_WHAT YOU WILL DO_
Extract all of the data and reproduce it precisely.

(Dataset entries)
* * *
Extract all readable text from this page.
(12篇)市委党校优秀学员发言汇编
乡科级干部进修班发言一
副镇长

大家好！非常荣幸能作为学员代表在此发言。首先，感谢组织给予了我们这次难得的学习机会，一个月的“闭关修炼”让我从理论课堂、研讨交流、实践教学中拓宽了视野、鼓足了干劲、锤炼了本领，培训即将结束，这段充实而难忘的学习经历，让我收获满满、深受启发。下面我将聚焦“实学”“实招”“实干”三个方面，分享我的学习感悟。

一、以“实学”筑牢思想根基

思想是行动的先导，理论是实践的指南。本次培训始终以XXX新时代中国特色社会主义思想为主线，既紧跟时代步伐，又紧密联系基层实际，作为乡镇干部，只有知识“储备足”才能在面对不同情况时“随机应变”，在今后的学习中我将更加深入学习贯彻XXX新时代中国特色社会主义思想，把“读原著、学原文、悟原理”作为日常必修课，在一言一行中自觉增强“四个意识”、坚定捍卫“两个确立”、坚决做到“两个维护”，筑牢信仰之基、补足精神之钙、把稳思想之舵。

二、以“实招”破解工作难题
* * *
_TASK OUTPUT_
Extract all readable text from this page.
(12篇)市委党校优秀学员发言汇编
乡科级干部进修班发言一
副镇长

大家好！非常荣幸能作为学员代表在此发言。首先，感谢组织给予了我们这次难得的学习机会，一个月的“闭关修炼”让我从理论课堂、研讨交流、实践教学中拓宽了视野、鼓足了干劲、锤炼了本领，培训即将结束，这段充实而难忘的学习经历，让我收获满满、深受启发。下面我将聚焦“实学”“实招”“实干”三个方面，分享我的学习感悟。

一、以“实学”筑牢思想根基

思想是行动的先导，理论是实践的指南。本次培训始终以XXX新时代中国特色社会主义思想为主线，既紧跟时代步伐，又紧密联系基层实际，作为乡镇干部，只有知识“储备足”才能在面对不同情况时“随机应变”，在今后的学习中我将更加深入学习贯彻XXX新时代中国特色社会主义思想，把“读原著、学原文、悟原理”作为日常必修课，在一言一行中自觉增强“四个意识”、坚定捍卫“两个确立”、坚决做到“两个维护”，筑牢信仰之基、补足精神之钙、把稳思想之舵。

二、以“实招”破解工作难题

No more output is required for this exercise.